WHAT IS NEEDED => Reproduce exactly the line in which "What does this" occurs and all the lines after it, ending with the last line.

Stored records:
..........

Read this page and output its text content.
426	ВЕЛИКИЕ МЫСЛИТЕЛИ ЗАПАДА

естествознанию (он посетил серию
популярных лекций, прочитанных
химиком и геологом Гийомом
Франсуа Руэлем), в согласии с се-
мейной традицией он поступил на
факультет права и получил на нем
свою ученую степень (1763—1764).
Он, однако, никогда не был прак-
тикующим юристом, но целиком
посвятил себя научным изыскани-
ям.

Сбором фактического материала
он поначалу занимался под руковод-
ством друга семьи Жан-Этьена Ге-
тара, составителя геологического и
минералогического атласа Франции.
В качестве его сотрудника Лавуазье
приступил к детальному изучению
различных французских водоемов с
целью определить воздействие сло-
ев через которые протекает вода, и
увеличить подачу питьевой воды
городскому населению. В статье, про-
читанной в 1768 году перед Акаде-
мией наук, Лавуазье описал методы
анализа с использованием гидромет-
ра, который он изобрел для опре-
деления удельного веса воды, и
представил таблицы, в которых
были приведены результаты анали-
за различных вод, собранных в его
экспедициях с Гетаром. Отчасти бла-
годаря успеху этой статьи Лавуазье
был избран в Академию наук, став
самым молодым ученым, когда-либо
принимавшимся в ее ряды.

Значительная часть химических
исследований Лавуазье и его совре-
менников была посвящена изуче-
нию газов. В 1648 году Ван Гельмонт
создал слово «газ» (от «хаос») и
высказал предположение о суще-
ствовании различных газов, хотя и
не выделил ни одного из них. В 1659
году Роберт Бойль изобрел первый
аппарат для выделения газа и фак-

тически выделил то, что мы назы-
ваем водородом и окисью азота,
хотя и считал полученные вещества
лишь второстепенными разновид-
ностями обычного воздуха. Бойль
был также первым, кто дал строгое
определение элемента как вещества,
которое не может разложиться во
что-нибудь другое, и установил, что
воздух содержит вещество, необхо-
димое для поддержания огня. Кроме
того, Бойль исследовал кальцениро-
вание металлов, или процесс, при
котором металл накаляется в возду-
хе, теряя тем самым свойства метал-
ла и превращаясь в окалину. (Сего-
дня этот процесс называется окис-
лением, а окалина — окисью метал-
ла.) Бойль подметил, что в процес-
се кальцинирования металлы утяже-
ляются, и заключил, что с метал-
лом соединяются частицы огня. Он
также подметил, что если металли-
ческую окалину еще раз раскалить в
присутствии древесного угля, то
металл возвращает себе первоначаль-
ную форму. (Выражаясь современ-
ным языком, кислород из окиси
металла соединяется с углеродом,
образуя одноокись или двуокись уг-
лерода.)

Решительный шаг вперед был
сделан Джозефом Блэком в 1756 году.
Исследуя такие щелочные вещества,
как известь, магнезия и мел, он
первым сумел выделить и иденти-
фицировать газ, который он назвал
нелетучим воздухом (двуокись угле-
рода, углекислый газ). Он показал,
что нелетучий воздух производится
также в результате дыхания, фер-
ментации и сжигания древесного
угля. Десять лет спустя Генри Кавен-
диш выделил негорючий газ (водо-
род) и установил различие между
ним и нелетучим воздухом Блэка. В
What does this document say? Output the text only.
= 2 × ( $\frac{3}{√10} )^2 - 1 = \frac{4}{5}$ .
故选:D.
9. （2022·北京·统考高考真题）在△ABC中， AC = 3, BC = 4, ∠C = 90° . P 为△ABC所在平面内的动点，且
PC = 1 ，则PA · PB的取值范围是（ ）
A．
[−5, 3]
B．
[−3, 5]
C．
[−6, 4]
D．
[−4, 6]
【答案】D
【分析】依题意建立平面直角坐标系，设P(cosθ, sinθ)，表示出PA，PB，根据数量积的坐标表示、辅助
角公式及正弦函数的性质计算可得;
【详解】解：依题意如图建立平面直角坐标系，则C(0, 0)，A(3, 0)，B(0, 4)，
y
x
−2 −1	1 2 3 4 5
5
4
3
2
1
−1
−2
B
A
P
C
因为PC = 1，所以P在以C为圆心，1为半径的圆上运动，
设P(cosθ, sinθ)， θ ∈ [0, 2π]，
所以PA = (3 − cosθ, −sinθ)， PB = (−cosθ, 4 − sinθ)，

..........

RESPONSE =>
What does this document say? Output the text only.
= 2 × ( $\frac{3}{√10} )^2 - 1 = \frac{4}{5}$ .
故选:D.
9. （2022·北京·统考高考真题）在△ABC中， AC = 3, BC = 4, ∠C = 90° . P 为△ABC所在平面内的动点，且
PC = 1 ，则PA · PB的取值范围是（ ）
A．
[−5, 3]
B．
[−3, 5]
C．
[−6, 4]
D．
[−4, 6]
【答案】D
【分析】依题意建立平面直角坐标系，设P(cosθ, sinθ)，表示出PA，PB，根据数量积的坐标表示、辅助
角公式及正弦函数的性质计算可得;
【详解】解：依题意如图建立平面直角坐标系，则C(0, 0)，A(3, 0)，B(0, 4)，
y
x
−2 −1	1 2 3 4 5
5
4
3
2
1
−1
−2
B
A
P
C
因为PC = 1，所以P在以C为圆心，1为半径的圆上运动，
设P(cosθ, sinθ)， θ ∈ [0, 2π]，
所以PA = (3 − cosθ, −sinθ)， PB = (−cosθ, 4 − sinθ)，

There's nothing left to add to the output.